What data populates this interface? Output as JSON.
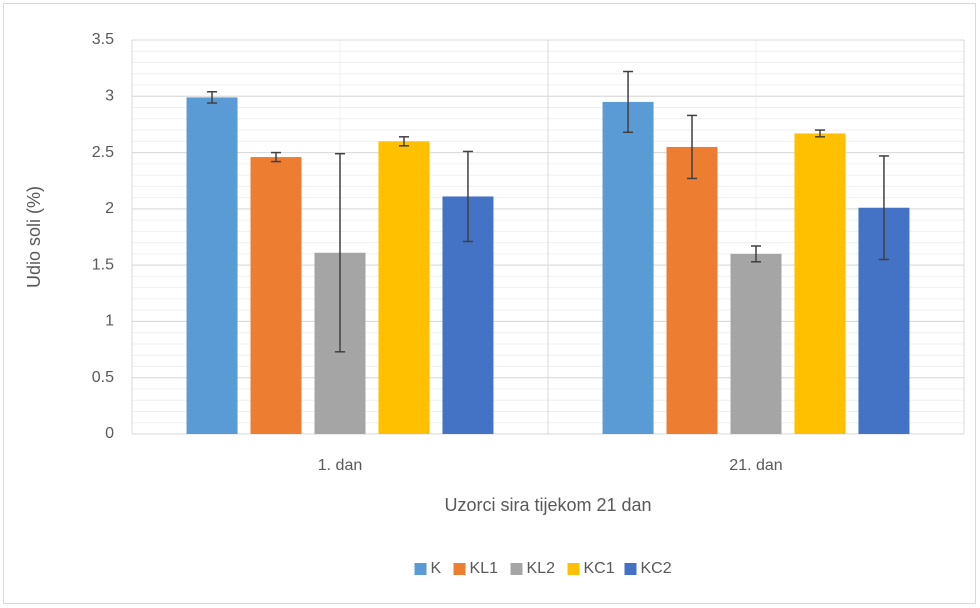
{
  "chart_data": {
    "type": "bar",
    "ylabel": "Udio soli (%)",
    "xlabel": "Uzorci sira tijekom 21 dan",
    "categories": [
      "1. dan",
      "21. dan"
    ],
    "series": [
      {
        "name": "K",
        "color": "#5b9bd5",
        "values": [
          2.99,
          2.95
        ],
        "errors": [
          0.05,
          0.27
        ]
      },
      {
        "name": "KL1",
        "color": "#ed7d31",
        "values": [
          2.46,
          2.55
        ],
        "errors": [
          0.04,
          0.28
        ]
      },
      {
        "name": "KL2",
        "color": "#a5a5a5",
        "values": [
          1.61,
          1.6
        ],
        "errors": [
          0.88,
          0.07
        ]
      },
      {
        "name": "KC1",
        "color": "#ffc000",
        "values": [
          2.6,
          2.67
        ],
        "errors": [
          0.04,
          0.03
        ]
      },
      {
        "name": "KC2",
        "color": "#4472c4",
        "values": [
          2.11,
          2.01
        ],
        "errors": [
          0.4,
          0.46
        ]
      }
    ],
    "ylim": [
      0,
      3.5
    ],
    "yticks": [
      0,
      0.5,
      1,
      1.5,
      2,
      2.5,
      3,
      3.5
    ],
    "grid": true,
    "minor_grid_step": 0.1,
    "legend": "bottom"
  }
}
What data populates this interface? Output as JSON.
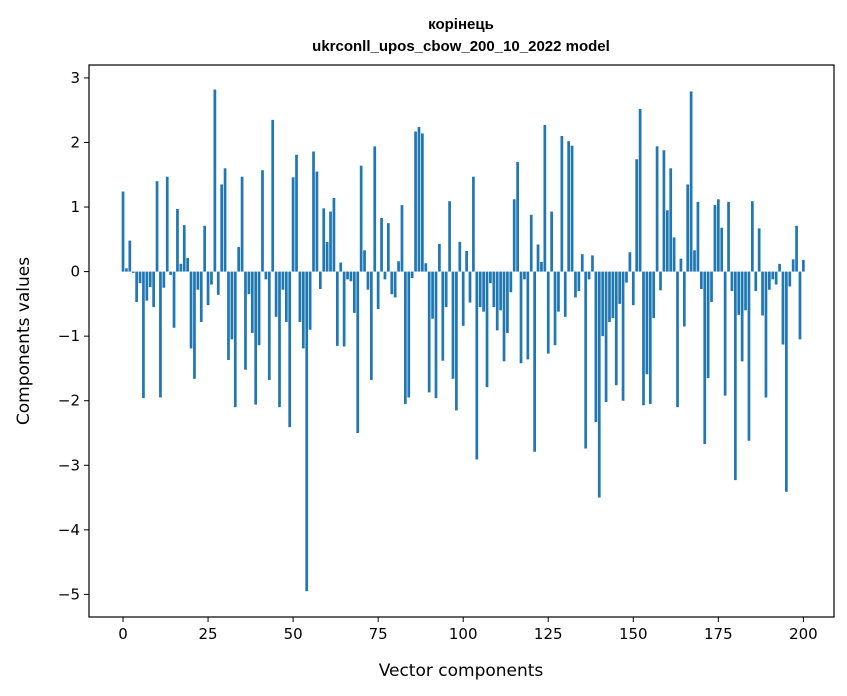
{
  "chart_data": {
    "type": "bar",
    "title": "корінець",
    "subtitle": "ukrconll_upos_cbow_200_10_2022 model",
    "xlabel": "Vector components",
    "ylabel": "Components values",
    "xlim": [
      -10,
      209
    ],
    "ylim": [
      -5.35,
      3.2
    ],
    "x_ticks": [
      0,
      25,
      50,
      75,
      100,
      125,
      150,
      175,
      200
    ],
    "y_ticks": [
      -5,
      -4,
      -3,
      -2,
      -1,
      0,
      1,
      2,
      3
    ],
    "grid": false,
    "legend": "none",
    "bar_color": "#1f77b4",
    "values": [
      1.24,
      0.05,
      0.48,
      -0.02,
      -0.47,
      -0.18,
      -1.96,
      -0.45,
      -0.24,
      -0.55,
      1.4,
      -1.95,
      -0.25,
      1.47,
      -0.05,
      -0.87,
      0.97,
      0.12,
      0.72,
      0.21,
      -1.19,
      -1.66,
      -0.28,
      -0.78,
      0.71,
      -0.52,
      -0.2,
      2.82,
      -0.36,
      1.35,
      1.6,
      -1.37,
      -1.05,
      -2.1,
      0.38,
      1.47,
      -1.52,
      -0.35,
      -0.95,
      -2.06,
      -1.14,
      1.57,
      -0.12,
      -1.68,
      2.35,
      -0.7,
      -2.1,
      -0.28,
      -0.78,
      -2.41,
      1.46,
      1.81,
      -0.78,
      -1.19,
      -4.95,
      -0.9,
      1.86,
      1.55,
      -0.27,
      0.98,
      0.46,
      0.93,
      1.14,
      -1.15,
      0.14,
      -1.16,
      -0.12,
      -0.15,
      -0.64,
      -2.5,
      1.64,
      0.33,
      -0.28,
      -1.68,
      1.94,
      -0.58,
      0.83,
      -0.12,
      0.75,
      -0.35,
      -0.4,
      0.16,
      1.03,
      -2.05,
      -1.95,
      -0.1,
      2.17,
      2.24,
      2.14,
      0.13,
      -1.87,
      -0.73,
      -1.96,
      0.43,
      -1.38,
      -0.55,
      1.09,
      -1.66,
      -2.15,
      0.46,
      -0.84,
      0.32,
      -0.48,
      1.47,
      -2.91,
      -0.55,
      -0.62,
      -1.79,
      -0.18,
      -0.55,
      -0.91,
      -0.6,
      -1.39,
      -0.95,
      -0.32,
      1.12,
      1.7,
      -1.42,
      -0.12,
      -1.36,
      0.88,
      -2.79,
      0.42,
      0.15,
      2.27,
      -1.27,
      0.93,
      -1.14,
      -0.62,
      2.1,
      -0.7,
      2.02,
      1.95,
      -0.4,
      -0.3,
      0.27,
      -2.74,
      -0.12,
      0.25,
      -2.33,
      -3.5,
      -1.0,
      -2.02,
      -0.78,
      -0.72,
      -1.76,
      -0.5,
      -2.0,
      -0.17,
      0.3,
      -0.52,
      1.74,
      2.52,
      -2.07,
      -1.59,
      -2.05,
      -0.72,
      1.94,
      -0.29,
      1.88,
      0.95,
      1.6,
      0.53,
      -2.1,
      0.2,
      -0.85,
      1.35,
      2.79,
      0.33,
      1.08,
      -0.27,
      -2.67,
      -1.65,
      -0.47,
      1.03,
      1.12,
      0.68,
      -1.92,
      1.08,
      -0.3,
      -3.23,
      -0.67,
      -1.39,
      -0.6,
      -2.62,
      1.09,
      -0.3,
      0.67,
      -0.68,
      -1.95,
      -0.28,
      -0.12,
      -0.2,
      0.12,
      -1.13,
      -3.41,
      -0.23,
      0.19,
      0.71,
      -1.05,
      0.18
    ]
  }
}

PROBLEM DETAILS:
Extract each line from the listing that holds the word "xlabel".

FINAL RESULT:
    "xlabel": "Uzorci sira tijekom 21 dan",
    "xlabel": "Vector components",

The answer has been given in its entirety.